#### YOUR INSTRUCTIONS
Present the data once more in exactly its original form.
--- start EXCERPTED DATA ---
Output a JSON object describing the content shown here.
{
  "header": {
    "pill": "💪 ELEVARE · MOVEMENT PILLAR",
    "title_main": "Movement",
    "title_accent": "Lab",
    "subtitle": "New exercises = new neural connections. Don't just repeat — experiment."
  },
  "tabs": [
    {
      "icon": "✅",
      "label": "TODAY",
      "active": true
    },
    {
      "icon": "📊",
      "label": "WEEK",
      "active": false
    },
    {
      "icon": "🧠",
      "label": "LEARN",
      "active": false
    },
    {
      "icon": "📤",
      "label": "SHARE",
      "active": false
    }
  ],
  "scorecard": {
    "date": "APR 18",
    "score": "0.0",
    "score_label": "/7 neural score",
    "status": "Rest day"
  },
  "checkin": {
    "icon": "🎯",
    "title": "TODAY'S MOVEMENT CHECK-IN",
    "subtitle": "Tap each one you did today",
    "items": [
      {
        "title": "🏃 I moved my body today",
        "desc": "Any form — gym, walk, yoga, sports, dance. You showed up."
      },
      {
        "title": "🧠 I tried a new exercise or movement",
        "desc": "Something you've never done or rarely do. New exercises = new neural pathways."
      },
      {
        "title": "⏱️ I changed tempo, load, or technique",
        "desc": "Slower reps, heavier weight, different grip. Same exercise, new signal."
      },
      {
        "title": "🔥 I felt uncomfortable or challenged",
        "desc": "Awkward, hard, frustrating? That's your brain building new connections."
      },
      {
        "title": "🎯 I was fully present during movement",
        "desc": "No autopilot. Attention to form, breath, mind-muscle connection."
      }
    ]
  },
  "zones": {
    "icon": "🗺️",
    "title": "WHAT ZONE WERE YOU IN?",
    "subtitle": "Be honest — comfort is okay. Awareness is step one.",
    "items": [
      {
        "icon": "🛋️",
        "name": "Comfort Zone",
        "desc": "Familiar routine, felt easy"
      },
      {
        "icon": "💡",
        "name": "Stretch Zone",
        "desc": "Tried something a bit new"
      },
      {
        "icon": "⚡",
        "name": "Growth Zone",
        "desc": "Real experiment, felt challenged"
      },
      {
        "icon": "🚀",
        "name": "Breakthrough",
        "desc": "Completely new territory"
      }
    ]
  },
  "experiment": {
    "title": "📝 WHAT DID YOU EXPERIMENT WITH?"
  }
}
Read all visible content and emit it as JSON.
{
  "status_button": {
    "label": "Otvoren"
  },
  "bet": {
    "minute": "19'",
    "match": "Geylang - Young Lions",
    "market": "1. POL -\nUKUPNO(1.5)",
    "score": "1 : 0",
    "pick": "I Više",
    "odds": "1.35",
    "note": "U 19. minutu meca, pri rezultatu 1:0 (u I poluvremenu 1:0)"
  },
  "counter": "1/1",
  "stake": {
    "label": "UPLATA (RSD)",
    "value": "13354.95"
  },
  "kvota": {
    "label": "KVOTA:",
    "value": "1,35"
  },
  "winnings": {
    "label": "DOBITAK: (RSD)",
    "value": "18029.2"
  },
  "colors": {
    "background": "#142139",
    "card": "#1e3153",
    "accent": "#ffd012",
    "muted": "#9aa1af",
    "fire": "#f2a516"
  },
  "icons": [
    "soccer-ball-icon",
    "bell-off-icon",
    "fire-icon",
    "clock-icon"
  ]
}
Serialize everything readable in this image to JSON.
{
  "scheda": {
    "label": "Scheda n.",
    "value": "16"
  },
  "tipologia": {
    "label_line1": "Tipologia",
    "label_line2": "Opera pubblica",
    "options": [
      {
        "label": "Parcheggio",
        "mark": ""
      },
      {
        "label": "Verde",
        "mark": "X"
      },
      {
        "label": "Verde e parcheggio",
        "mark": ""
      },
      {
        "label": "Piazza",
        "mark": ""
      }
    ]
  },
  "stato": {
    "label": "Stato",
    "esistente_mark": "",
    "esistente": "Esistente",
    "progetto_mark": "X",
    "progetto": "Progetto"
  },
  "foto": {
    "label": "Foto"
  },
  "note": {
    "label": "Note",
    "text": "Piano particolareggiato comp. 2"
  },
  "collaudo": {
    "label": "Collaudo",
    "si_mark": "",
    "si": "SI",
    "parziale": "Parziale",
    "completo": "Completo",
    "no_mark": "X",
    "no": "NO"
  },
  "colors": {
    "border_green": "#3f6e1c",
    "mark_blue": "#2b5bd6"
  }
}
--- end EXCERPTED DATA ---
#### EXERCISE ANSWER
Output a JSON object describing the content shown here.
{
  "header": {
    "pill": "💪 ELEVARE · MOVEMENT PILLAR",
    "title_main": "Movement",
    "title_accent": "Lab",
    "subtitle": "New exercises = new neural connections. Don't just repeat — experiment."
  },
  "tabs": [
    {
      "icon": "✅",
      "label": "TODAY",
      "active": true
    },
    {
      "icon": "📊",
      "label": "WEEK",
      "active": false
    },
    {
      "icon": "🧠",
      "label": "LEARN",
      "active": false
    },
    {
      "icon": "📤",
      "label": "SHARE",
      "active": false
    }
  ],
  "scorecard": {
    "date": "APR 18",
    "score": "0.0",
    "score_label": "/7 neural score",
    "status": "Rest day"
  },
  "checkin": {
    "icon": "🎯",
    "title": "TODAY'S MOVEMENT CHECK-IN",
    "subtitle": "Tap each one you did today",
    "items": [
      {
        "title": "🏃 I moved my body today",
        "desc": "Any form — gym, walk, yoga, sports, dance. You showed up."
      },
      {
        "title": "🧠 I tried a new exercise or movement",
        "desc": "Something you've never done or rarely do. New exercises = new neural pathways."
      },
      {
        "title": "⏱️ I changed tempo, load, or technique",
        "desc": "Slower reps, heavier weight, different grip. Same exercise, new signal."
      },
      {
        "title": "🔥 I felt uncomfortable or challenged",
        "desc": "Awkward, hard, frustrating? That's your brain building new connections."
      },
      {
        "title": "🎯 I was fully present during movement",
        "desc": "No autopilot. Attention to form, breath, mind-muscle connection."
      }
    ]
  },
  "zones": {
    "icon": "🗺️",
    "title": "WHAT ZONE WERE YOU IN?",
    "subtitle": "Be honest — comfort is okay. Awareness is step one.",
    "items": [
      {
        "icon": "🛋️",
        "name": "Comfort Zone",
        "desc": "Familiar routine, felt easy"
      },
      {
        "icon": "💡",
        "name": "Stretch Zone",
        "desc": "Tried something a bit new"
      },
      {
        "icon": "⚡",
        "name": "Growth Zone",
        "desc": "Real experiment, felt challenged"
      },
      {
        "icon": "🚀",
        "name": "Breakthrough",
        "desc": "Completely new territory"
      }
    ]
  },
  "experiment": {
    "title": "📝 WHAT DID YOU EXPERIMENT WITH?"
  }
}
Read all visible content and emit it as JSON.
{
  "status_button": {
    "label": "Otvoren"
  },
  "bet": {
    "minute": "19'",
    "match": "Geylang - Young Lions",
    "market": "1. POL -\nUKUPNO(1.5)",
    "score": "1 : 0",
    "pick": "I Više",
    "odds": "1.35",
    "note": "U 19. minutu meca, pri rezultatu 1:0 (u I poluvremenu 1:0)"
  },
  "counter": "1/1",
  "stake": {
    "label": "UPLATA (RSD)",
    "value": "13354.95"
  },
  "kvota": {
    "label": "KVOTA:",
    "value": "1,35"
  },
  "winnings": {
    "label": "DOBITAK: (RSD)",
    "value": "18029.2"
  },
  "colors": {
    "background": "#142139",
    "card": "#1e3153",
    "accent": "#ffd012",
    "muted": "#9aa1af",
    "fire": "#f2a516"
  },
  "icons": [
    "soccer-ball-icon",
    "bell-off-icon",
    "fire-icon",
    "clock-icon"
  ]
}
Serialize everything readable in this image to JSON.
{
  "scheda": {
    "label": "Scheda n.",
    "value": "16"
  },
  "tipologia": {
    "label_line1": "Tipologia",
    "label_line2": "Opera pubblica",
    "options": [
      {
        "label": "Parcheggio",
        "mark": ""
      },
      {
        "label": "Verde",
        "mark": "X"
      },
      {
        "label": "Verde e parcheggio",
        "mark": ""
      },
      {
        "label": "Piazza",
        "mark": ""
      }
    ]
  },
  "stato": {
    "label": "Stato",
    "esistente_mark": "",
    "esistente": "Esistente",
    "progetto_mark": "X",
    "progetto": "Progetto"
  },
  "foto": {
    "label": "Foto"
  },
  "note": {
    "label": "Note",
    "text": "Piano particolareggiato comp. 2"
  },
  "collaudo": {
    "label": "Collaudo",
    "si_mark": "",
    "si": "SI",
    "parziale": "Parziale",
    "completo": "Completo",
    "no_mark": "X",
    "no": "NO"
  },
  "colors": {
    "border_green": "#3f6e1c",
    "mark_blue": "#2b5bd6"
  }
}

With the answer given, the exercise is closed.